___ SUPPLIED MATERIAL ___
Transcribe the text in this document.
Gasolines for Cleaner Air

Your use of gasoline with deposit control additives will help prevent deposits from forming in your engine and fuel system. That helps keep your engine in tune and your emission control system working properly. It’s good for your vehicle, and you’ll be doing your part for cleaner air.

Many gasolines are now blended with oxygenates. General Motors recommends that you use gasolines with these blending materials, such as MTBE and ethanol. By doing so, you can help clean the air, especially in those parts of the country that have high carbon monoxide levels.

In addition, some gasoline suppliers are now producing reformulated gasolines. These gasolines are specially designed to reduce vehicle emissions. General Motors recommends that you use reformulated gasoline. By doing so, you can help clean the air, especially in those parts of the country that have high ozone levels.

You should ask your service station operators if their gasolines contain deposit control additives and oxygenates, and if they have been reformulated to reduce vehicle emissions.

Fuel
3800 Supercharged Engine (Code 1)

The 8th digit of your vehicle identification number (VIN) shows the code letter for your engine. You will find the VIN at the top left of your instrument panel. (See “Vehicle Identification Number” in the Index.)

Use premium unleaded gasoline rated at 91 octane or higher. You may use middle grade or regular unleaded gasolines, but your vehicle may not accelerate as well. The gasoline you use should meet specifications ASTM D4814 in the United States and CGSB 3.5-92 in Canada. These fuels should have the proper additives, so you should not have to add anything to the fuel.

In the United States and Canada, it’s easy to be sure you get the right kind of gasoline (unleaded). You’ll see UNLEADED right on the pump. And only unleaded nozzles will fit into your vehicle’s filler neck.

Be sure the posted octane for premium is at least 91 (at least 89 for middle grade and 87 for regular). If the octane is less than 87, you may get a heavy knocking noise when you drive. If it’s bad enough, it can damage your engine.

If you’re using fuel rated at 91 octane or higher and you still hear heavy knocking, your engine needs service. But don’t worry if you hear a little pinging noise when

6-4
___
WRITTEN EXERCISE -> Your task is to return the full listing exactly as it was given.

RESULT FOR THIS TASK ->
Transcribe the text in this document.
Gasolines for Cleaner Air

Your use of gasoline with deposit control additives will help prevent deposits from forming in your engine and fuel system. That helps keep your engine in tune and your emission control system working properly. It’s good for your vehicle, and you’ll be doing your part for cleaner air.

Many gasolines are now blended with oxygenates. General Motors recommends that you use gasolines with these blending materials, such as MTBE and ethanol. By doing so, you can help clean the air, especially in those parts of the country that have high carbon monoxide levels.

In addition, some gasoline suppliers are now producing reformulated gasolines. These gasolines are specially designed to reduce vehicle emissions. General Motors recommends that you use reformulated gasoline. By doing so, you can help clean the air, especially in those parts of the country that have high ozone levels.

You should ask your service station operators if their gasolines contain deposit control additives and oxygenates, and if they have been reformulated to reduce vehicle emissions.

Fuel
3800 Supercharged Engine (Code 1)

The 8th digit of your vehicle identification number (VIN) shows the code letter for your engine. You will find the VIN at the top left of your instrument panel. (See “Vehicle Identification Number” in the Index.)

Use premium unleaded gasoline rated at 91 octane or higher. You may use middle grade or regular unleaded gasolines, but your vehicle may not accelerate as well. The gasoline you use should meet specifications ASTM D4814 in the United States and CGSB 3.5-92 in Canada. These fuels should have the proper additives, so you should not have to add anything to the fuel.

In the United States and Canada, it’s easy to be sure you get the right kind of gasoline (unleaded). You’ll see UNLEADED right on the pump. And only unleaded nozzles will fit into your vehicle’s filler neck.

Be sure the posted octane for premium is at least 91 (at least 89 for middle grade and 87 for regular). If the octane is less than 87, you may get a heavy knocking noise when you drive. If it’s bad enough, it can damage your engine.

If you’re using fuel rated at 91 octane or higher and you still hear heavy knocking, your engine needs service. But don’t worry if you hear a little pinging noise when

6-4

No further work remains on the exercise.